WHAT THE EXERCISE ASKS:
Your task is to print every entry below exactly as given.
--*--
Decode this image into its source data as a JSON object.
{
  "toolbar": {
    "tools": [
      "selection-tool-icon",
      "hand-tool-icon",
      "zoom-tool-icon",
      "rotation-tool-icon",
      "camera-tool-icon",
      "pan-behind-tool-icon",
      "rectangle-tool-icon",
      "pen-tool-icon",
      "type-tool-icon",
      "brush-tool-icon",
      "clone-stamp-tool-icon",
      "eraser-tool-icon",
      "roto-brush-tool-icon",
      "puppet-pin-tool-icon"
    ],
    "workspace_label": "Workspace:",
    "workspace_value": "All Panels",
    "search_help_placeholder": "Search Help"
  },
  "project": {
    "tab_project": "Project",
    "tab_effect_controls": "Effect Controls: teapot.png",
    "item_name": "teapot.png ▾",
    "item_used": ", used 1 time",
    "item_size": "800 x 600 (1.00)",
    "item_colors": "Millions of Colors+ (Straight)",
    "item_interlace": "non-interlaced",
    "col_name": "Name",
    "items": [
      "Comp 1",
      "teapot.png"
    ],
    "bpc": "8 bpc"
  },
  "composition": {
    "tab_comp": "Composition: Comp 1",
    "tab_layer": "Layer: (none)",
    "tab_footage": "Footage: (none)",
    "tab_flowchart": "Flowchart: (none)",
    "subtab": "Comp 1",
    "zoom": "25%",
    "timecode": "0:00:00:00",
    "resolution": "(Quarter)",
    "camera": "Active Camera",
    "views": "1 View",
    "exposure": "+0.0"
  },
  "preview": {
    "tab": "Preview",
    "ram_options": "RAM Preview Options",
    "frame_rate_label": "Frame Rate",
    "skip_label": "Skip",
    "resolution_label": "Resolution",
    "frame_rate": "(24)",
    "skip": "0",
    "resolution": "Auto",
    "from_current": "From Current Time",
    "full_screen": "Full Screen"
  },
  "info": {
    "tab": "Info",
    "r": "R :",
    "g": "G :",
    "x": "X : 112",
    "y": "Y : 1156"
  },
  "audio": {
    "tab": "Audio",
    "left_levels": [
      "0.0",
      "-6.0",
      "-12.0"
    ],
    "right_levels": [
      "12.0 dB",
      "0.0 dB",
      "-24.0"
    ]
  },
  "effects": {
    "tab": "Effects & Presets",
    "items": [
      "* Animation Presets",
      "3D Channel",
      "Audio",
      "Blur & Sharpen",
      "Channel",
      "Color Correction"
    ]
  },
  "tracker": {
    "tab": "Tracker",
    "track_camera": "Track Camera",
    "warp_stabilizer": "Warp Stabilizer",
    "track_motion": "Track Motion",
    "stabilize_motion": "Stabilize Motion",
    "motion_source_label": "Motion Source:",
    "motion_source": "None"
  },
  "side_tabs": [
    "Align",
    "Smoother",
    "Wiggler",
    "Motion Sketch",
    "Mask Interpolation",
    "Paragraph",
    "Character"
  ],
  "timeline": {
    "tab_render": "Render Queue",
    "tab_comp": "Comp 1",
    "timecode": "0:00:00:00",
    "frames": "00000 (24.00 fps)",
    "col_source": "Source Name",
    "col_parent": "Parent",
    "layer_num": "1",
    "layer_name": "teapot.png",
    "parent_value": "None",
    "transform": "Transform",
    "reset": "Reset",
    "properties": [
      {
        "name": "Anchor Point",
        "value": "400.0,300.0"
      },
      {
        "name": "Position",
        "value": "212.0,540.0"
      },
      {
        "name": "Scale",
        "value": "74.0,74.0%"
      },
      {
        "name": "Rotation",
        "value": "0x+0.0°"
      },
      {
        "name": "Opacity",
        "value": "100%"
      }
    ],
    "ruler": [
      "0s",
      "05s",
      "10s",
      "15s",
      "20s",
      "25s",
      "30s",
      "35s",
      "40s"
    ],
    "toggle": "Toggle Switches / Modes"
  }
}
--*--
ANSWER TO THIS TASK:
Decode this image into its source data as a JSON object.
{
  "toolbar": {
    "tools": [
      "selection-tool-icon",
      "hand-tool-icon",
      "zoom-tool-icon",
      "rotation-tool-icon",
      "camera-tool-icon",
      "pan-behind-tool-icon",
      "rectangle-tool-icon",
      "pen-tool-icon",
      "type-tool-icon",
      "brush-tool-icon",
      "clone-stamp-tool-icon",
      "eraser-tool-icon",
      "roto-brush-tool-icon",
      "puppet-pin-tool-icon"
    ],
    "workspace_label": "Workspace:",
    "workspace_value": "All Panels",
    "search_help_placeholder": "Search Help"
  },
  "project": {
    "tab_project": "Project",
    "tab_effect_controls": "Effect Controls: teapot.png",
    "item_name": "teapot.png ▾",
    "item_used": ", used 1 time",
    "item_size": "800 x 600 (1.00)",
    "item_colors": "Millions of Colors+ (Straight)",
    "item_interlace": "non-interlaced",
    "col_name": "Name",
    "items": [
      "Comp 1",
      "teapot.png"
    ],
    "bpc": "8 bpc"
  },
  "composition": {
    "tab_comp": "Composition: Comp 1",
    "tab_layer": "Layer: (none)",
    "tab_footage": "Footage: (none)",
    "tab_flowchart": "Flowchart: (none)",
    "subtab": "Comp 1",
    "zoom": "25%",
    "timecode": "0:00:00:00",
    "resolution": "(Quarter)",
    "camera": "Active Camera",
    "views": "1 View",
    "exposure": "+0.0"
  },
  "preview": {
    "tab": "Preview",
    "ram_options": "RAM Preview Options",
    "frame_rate_label": "Frame Rate",
    "skip_label": "Skip",
    "resolution_label": "Resolution",
    "frame_rate": "(24)",
    "skip": "0",
    "resolution": "Auto",
    "from_current": "From Current Time",
    "full_screen": "Full Screen"
  },
  "info": {
    "tab": "Info",
    "r": "R :",
    "g": "G :",
    "x": "X : 112",
    "y": "Y : 1156"
  },
  "audio": {
    "tab": "Audio",
    "left_levels": [
      "0.0",
      "-6.0",
      "-12.0"
    ],
    "right_levels": [
      "12.0 dB",
      "0.0 dB",
      "-24.0"
    ]
  },
  "effects": {
    "tab": "Effects & Presets",
    "items": [
      "* Animation Presets",
      "3D Channel",
      "Audio",
      "Blur & Sharpen",
      "Channel",
      "Color Correction"
    ]
  },
  "tracker": {
    "tab": "Tracker",
    "track_camera": "Track Camera",
    "warp_stabilizer": "Warp Stabilizer",
    "track_motion": "Track Motion",
    "stabilize_motion": "Stabilize Motion",
    "motion_source_label": "Motion Source:",
    "motion_source": "None"
  },
  "side_tabs": [
    "Align",
    "Smoother",
    "Wiggler",
    "Motion Sketch",
    "Mask Interpolation",
    "Paragraph",
    "Character"
  ],
  "timeline": {
    "tab_render": "Render Queue",
    "tab_comp": "Comp 1",
    "timecode": "0:00:00:00",
    "frames": "00000 (24.00 fps)",
    "col_source": "Source Name",
    "col_parent": "Parent",
    "layer_num": "1",
    "layer_name": "teapot.png",
    "parent_value": "None",
    "transform": "Transform",
    "reset": "Reset",
    "properties": [
      {
        "name": "Anchor Point",
        "value": "400.0,300.0"
      },
      {
        "name": "Position",
        "value": "212.0,540.0"
      },
      {
        "name": "Scale",
        "value": "74.0,74.0%"
      },
      {
        "name": "Rotation",
        "value": "0x+0.0°"
      },
      {
        "name": "Opacity",
        "value": "100%"
      }
    ],
    "ruler": [
      "0s",
      "05s",
      "10s",
      "15s",
      "20s",
      "25s",
      "30s",
      "35s",
      "40s"
    ],
    "toggle": "Toggle Switches / Modes"
  }
}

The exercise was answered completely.